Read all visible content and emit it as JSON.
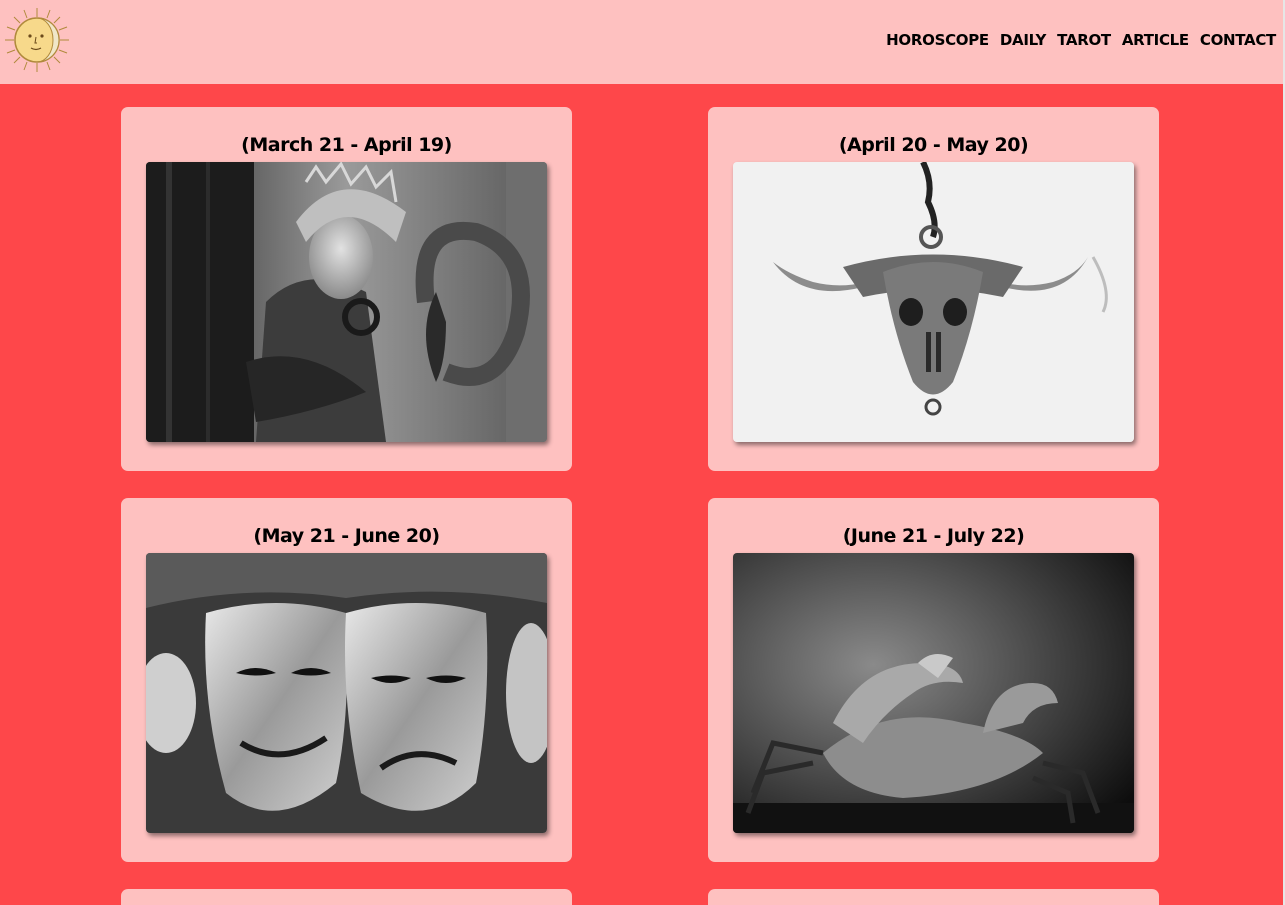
{
  "header": {
    "logo_icon": "sun-moon-icon",
    "nav": [
      {
        "label": "HOROSCOPE"
      },
      {
        "label": "DAILY"
      },
      {
        "label": "TAROT"
      },
      {
        "label": "ARTICLE"
      },
      {
        "label": "CONTACT"
      }
    ]
  },
  "cards": [
    {
      "date_range": "(March 21 - April 19)",
      "image": "woman-with-ram-horn-headdress"
    },
    {
      "date_range": "(April 20 - May 20)",
      "image": "bull-skull-pendant"
    },
    {
      "date_range": "(May 21 - June 20)",
      "image": "comedy-tragedy-masks"
    },
    {
      "date_range": "(June 21 - July 22)",
      "image": "crab"
    }
  ],
  "colors": {
    "page_background": "#fe474a",
    "header_background": "#fec1c0",
    "card_background": "#fec1c0",
    "text": "#000000"
  }
}
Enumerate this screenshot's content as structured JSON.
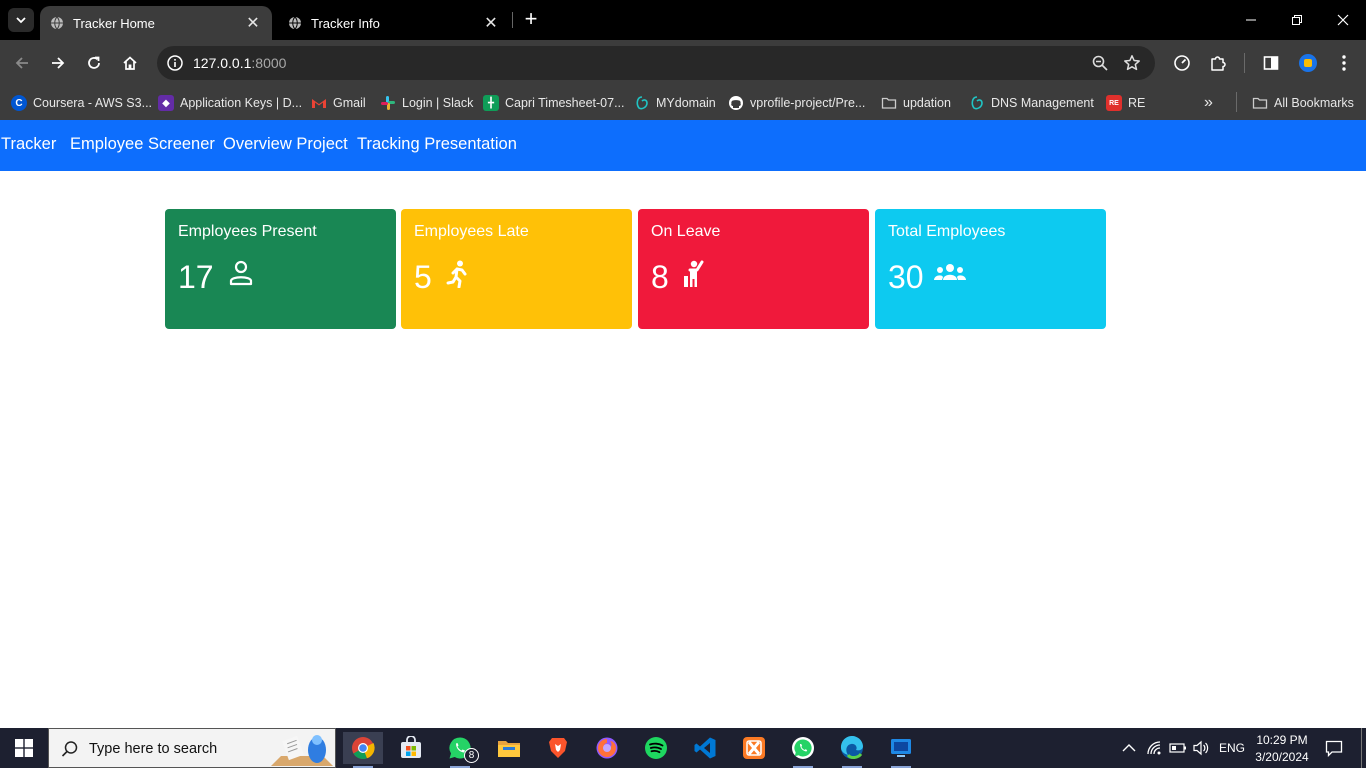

----------------------------------------

Give back the whole listing as it stands, minus its pictures.

ANSWER TO THE PROBLEM:
Read all visible content and emit it as JSON.
{
  "header": {
    "logo_icon": "sun-moon-icon",
    "nav": [
      {
        "label": "HOROSCOPE"
      },
      {
        "label": "DAILY"
      },
      {
        "label": "TAROT"
      },
      {
        "label": "ARTICLE"
      },
      {
        "label": "CONTACT"
      }
    ]
  },
  "cards": [
    {
      "date_range": "(March 21 - April 19)",
      "image": "woman-with-ram-horn-headdress"
    },
    {
      "date_range": "(April 20 - May 20)",
      "image": "bull-skull-pendant"
    },
    {
      "date_range": "(May 21 - June 20)",
      "image": "comedy-tragedy-masks"
    },
    {
      "date_range": "(June 21 - July 22)",
      "image": "crab"
    }
  ],
  "colors": {
    "page_background": "#fe474a",
    "header_background": "#fec1c0",
    "card_background": "#fec1c0",
    "text": "#000000"
  }
}
Enumerate this screenshot's content as structured JSON.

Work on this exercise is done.